▸ **Trecho selecionado**
No entanto, a campanha também enfrentou forte resistência da extrema direita, que buscou deslegitimá-la sob a justificativa de uma suposta defesa da vida desde a concepção. Damares Alves, fiel à sua trajetória, foi uma das principais vozes contrárias à iniciativa, reforçando o discurso contra o aborto e mobilizando sua base evangélica para barrar avanços na garantia de direitos reprodutivos. Esse embate escancarou, mais uma vez, as profundas tensões em torno da pauta da infância no Brasil, evidenciando a disputa entre perspectivas conservadoras e progressistas sobre direitos fundamentais de meninas e adolescentes. Inclusive, a pedido da senadora Damares, a Justiça Federal do Distrito Federal anulou a referida Resolução do Conanda. Após intensa articulação das organizações e dos movimentos que compõem a campanha #CriançaNãoÉMãe com o Gabinete Assessoria Jurídica Organizações Populares (GAJOP), integrante do Conanda, foi interposto recurso, provido pelo Tribunal Regional Federal, o que permitiu a publicação da resolução no Diário Oficial de 8 de janeiro de 2025. Entretanto, a resolução ainda está sob risco até mesmo do Congresso Nacional, que tem reagido com indignação e estratégias legislativas para sustá-la, como o Projeto de Decreto Legislativo, apresentado pela deputada Chris Tonietto (PL/RJ), que associa o reconhecimento do direito ao aborto legal para crianças e adolescentes estupradas feito pela resolução como “deturpação ideológica”.

▸ **Tarefa 1**
De acordo com o trecho selecionado, em que data a resolução do Conanda foi publicada no Diário Oficial?
▸ **Tarefa 2**
Dê continuidade ao texto sobre a campanha #CriançaNãoÉMãe a partir da última frase apresentada.
Os registros não têm qualquer papel nesta etapa.

Registros de elementos e coordenadas
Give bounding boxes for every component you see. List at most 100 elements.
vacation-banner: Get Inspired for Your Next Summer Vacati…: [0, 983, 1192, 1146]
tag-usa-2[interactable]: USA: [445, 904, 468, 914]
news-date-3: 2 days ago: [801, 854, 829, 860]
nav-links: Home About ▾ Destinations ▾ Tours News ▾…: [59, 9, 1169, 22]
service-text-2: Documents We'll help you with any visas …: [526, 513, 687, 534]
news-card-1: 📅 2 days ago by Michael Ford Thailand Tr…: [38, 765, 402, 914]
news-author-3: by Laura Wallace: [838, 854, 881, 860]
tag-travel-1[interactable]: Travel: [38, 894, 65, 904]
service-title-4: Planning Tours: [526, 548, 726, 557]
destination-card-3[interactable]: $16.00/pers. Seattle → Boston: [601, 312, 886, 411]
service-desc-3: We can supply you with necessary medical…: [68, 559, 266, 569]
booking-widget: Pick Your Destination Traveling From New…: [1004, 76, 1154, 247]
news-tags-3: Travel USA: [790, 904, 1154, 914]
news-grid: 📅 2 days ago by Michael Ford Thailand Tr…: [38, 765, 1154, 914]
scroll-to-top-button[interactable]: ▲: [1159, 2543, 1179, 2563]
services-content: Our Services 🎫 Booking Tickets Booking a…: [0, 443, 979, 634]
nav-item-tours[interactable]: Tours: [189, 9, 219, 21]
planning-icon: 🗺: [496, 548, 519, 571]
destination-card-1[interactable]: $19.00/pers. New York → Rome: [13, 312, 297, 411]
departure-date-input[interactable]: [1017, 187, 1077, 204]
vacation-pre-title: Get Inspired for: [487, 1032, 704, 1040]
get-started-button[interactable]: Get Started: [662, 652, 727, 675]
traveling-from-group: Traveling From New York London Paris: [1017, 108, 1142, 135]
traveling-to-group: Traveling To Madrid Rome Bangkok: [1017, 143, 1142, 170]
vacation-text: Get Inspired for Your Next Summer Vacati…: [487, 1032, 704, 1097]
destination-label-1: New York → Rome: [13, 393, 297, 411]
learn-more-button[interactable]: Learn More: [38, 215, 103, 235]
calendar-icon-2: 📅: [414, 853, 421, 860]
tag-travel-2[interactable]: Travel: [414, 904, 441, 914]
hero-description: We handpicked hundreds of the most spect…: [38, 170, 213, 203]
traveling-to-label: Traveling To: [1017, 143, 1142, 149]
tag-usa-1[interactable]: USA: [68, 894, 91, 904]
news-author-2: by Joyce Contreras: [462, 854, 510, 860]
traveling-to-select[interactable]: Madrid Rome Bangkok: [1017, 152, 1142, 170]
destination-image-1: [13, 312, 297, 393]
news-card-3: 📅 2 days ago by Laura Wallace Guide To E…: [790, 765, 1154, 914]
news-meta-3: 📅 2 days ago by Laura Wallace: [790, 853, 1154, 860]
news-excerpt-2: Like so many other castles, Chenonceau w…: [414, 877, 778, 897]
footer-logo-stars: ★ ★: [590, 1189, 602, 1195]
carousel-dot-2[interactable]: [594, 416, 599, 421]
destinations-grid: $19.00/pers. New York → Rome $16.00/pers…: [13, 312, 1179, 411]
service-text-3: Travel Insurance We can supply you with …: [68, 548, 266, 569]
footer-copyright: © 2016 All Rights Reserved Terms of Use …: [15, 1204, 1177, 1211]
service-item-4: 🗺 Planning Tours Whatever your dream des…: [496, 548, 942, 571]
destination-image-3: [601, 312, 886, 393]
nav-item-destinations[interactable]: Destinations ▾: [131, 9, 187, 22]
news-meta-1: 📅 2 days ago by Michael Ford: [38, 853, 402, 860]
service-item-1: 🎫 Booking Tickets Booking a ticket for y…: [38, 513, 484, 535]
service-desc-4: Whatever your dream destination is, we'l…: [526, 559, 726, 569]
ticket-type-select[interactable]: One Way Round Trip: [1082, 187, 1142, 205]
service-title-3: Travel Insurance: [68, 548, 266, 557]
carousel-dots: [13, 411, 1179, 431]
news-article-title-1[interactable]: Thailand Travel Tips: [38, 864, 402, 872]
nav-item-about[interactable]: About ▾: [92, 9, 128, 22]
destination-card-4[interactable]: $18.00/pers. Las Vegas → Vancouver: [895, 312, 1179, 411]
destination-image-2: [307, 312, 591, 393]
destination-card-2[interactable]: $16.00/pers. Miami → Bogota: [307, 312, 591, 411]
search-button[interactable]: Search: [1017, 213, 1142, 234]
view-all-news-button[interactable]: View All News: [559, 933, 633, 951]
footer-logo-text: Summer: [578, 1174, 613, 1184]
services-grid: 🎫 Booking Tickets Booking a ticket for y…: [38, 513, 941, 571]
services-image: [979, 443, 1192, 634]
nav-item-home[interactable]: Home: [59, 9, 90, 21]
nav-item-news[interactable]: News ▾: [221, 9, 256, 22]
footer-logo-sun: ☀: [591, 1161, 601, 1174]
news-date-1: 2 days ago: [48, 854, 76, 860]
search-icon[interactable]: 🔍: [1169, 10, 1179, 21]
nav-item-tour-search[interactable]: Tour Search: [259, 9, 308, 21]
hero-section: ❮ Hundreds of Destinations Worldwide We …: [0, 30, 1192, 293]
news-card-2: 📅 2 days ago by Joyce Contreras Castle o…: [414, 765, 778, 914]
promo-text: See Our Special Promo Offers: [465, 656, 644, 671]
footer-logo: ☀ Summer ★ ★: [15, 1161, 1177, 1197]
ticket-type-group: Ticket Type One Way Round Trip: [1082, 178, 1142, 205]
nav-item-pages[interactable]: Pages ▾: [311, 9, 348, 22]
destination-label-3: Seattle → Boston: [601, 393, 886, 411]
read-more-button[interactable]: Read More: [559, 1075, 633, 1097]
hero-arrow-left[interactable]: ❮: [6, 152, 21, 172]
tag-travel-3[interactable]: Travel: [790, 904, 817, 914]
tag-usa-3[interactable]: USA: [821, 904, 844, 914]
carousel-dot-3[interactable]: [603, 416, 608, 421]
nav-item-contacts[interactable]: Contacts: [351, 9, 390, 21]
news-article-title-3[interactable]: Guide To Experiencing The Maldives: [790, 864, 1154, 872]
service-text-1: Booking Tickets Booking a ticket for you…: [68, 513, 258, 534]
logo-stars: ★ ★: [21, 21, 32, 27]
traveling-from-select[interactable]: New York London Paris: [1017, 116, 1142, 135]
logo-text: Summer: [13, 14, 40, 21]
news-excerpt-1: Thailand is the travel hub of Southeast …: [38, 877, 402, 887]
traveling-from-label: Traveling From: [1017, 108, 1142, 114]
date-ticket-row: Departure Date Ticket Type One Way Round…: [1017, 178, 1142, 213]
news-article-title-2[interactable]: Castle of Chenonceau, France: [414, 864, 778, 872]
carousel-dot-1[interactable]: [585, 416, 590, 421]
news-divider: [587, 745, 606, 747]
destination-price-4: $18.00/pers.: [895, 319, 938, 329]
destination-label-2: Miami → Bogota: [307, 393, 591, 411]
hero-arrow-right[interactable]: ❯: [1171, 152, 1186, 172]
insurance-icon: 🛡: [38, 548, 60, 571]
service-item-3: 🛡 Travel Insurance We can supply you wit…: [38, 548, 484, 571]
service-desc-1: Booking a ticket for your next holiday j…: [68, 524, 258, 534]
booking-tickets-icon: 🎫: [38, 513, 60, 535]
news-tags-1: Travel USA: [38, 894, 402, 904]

▸ **Resposta esperada 1**
Em 8 de janeiro de 2025.

▸ **Resposta esperada 2**
Acompanhamos no último ano legislativo um acirramento das ofensivas antigênero, com destaque para os ataques à agenda antiaborto na Câmara dos Deputados. Vivenciamos a aprovação do requerimento de urgência do PL 1904/24, já mencionado acima, e ainda pior, a admissibilidade da PEC 164/12 na Comissão de Constituição e Justiça e Cidadania (CCJC) com grande vantagem de votos. Essa Proposta de Emenda à Constituição ameaça o direito ao aborto legal mesmo em caso de risco de vida e estupro, assim como a fertilização in vitro e a pesquisa com células tronco embrionárias. Há muitas ameaças que visam retroagir com os nossos direitos na boca do gol, incluindo a possibilidade de formação de Comissão Especial para se discutir a PEC 164/12, o próprio PL do Estupro que pode entrar em votação no Plenário a qualquer momento, e a votação do PDL 343/23 na CCJ do Senado, que versa sobre plebiscito de aborto. Essa proposta assinada por outros 45 senadores foi feita pelo senador Rogerio Marinho (PL-RN), hoje líder da oposição na Casa. Isso para dizer que apesar de a conjuntura nesta Casa legislativa ser um pouco melhor, também espelha o estrago antidemocrático que impacta os direitos das mulheres. Não por acaso, Damares será a futura presidenta da Comissão de Direitos Humanos (CDH), o que é um forte exemplo da forte herança bolsonarista no parlamento.

Hoje tramitam no Congresso mais de cem proposições de risco para o direito ao aborto, segundo levantamento do CFEMEA (2024), além disso pipocam proposições legislativas que buscam retroagir com leis e políticas da agenda da violência contra as mulheres, população LGBTQIA+, indígena e negra no Brasil. Diante desse cenário crítico, as figuras de Hugo Motta e Davi Alcolumbre são bastante estratégicas para conter estragos promovidos pela composição totalmente desfavorável. Alcolumbre parece ter resistido a se relacionar com o tema dos direitos reprodutivos; entretanto, Motta foi o deputado apoiado oficialmente por Lira e já foi, inclusive, considerado pupilo de Eduardo Cunha, autor da PEC 164/12. Ele é apoiado por Sóstenes Cavalcante (PL-RJ), co-autor do PL do Estupro, e tem grande diálogo com a bancada evangélica. Tratando-se das disputas em torno do aborto, o parlamentar é co-autor de requerimento de urgência para apreciação do Projeto de Lei 2.611/2021, que institui o “Dia Nacional do Nascituro e de Conscientização sobre os Riscos do Aborto, a ser comemorado, anualmente, em 08 de outubro”, além disso, também é co-autor de pedidos de homenagem ao Dia do Nascituro.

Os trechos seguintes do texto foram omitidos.